**** Records for this task

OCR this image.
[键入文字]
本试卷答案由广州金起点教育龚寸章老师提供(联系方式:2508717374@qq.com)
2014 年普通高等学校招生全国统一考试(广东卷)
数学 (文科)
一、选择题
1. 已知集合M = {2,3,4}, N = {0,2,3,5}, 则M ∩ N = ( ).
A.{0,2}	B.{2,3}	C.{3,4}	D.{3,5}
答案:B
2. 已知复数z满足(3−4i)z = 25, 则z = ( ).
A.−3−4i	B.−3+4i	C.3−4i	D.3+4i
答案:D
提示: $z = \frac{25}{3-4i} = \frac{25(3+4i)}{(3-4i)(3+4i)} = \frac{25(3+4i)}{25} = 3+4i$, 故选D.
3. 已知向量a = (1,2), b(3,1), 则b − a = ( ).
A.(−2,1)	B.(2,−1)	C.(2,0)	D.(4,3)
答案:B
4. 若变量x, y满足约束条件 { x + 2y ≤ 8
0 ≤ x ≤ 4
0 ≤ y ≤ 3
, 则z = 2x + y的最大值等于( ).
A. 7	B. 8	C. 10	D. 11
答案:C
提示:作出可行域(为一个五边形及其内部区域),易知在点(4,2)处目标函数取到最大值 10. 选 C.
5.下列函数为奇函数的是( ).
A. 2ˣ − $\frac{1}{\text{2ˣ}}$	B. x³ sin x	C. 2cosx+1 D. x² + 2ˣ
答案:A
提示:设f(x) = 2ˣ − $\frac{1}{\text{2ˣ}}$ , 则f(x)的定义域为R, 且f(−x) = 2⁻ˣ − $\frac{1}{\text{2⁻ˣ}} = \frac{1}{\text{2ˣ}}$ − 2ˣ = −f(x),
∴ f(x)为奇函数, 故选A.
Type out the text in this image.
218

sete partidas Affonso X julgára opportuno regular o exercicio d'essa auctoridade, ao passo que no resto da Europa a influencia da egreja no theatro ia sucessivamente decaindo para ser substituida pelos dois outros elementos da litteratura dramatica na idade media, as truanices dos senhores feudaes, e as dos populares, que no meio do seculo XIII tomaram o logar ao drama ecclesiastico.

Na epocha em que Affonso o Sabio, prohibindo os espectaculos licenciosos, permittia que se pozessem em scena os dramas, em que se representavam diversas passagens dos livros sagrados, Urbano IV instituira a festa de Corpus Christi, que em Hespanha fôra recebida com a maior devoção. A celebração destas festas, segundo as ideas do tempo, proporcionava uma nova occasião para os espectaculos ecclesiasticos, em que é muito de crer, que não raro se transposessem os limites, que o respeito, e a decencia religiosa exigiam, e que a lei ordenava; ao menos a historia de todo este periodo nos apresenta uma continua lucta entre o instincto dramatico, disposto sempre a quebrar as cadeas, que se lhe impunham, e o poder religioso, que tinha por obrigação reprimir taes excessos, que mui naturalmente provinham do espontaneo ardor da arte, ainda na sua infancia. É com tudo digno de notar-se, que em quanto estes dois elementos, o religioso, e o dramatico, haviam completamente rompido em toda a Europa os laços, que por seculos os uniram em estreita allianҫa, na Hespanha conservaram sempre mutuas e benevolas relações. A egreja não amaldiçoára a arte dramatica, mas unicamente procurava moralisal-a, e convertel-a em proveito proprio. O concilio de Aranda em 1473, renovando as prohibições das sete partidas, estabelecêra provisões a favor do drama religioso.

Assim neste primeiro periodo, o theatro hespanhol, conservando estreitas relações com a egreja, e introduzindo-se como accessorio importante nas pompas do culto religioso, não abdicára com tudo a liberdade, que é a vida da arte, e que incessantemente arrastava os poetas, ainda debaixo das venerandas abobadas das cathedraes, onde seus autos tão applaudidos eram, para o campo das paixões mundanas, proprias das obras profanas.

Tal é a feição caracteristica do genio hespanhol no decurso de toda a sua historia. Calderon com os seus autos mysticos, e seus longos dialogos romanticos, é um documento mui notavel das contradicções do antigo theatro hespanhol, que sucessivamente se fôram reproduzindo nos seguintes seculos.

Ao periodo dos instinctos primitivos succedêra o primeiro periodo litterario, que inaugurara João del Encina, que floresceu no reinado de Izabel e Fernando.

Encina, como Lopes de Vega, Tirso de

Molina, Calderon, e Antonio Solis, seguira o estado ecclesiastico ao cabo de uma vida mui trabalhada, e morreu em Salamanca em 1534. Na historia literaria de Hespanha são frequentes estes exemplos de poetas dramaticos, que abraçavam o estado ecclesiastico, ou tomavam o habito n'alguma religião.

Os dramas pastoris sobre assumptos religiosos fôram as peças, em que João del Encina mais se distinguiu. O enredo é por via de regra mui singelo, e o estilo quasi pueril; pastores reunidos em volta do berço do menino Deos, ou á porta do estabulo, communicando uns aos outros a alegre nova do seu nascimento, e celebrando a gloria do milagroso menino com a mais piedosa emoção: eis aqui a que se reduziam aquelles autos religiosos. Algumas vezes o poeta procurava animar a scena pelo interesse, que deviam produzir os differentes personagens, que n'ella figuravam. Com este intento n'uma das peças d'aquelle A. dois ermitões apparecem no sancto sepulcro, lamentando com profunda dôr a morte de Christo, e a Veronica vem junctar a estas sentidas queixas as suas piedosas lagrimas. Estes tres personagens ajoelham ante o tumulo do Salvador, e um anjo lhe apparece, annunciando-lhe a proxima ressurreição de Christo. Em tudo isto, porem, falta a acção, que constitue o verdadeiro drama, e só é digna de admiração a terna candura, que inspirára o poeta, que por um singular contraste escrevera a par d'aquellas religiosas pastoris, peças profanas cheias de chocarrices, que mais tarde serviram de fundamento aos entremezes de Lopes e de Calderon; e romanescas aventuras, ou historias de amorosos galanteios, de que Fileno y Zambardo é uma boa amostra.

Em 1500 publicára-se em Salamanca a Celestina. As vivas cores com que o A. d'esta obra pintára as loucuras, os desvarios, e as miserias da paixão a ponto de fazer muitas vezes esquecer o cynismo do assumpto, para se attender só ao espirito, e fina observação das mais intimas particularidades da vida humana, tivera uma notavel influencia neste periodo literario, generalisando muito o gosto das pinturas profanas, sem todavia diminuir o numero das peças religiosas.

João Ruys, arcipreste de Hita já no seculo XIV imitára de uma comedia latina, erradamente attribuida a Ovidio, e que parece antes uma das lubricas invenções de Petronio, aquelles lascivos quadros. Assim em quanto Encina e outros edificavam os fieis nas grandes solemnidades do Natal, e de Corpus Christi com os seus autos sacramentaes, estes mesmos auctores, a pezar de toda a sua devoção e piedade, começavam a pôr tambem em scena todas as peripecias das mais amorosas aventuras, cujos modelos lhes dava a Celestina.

********

What is being asked: Work out how many lines above contain the word "influencia". Give only the number.

Task answer: 2